== WHAT NEEDS TO BE DONE ==
Wherever "ÖĞRENCİLER" appears in a line, list that line.

═══ DATA SHOWN

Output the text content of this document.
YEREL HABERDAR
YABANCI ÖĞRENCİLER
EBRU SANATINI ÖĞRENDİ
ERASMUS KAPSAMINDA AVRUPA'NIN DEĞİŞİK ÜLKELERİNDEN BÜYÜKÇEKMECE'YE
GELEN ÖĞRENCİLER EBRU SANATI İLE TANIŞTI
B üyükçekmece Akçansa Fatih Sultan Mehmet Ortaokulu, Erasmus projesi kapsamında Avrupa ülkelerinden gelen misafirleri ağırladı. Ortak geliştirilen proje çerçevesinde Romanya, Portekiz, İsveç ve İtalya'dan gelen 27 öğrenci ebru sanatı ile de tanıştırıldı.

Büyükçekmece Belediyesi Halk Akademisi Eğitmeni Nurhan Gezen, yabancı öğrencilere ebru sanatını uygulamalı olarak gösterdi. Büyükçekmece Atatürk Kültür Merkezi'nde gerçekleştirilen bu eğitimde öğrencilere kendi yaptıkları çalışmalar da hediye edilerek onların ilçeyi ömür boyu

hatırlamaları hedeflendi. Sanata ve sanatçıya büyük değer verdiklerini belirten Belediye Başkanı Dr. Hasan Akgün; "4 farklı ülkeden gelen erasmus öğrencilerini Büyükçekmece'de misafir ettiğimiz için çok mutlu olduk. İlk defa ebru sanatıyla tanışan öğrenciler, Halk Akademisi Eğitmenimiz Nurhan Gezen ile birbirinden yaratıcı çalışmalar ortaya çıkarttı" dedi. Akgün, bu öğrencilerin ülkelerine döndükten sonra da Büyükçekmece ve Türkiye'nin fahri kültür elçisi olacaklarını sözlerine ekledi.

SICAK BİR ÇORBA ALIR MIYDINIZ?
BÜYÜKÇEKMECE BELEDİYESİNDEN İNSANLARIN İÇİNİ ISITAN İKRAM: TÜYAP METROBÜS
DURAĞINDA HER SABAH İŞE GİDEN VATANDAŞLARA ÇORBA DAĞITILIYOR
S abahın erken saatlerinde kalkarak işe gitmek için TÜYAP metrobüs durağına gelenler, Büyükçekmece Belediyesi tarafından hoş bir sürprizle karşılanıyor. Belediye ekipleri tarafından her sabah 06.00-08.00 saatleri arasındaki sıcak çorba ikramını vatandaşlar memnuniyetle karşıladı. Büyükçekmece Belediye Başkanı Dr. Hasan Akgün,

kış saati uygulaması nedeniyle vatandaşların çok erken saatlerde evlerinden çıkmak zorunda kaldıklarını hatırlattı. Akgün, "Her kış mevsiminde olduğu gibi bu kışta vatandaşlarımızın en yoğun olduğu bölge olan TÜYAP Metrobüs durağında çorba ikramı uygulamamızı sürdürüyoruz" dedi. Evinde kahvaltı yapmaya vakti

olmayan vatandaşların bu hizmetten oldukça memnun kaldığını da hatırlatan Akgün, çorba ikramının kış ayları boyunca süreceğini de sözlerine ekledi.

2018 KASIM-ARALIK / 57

══════

== OUTPUT FOR THIS TASK ==
YABANCI ÖĞRENCİLER
GELEN ÖĞRENCİLER EBRU SANATI İLE TANIŞTI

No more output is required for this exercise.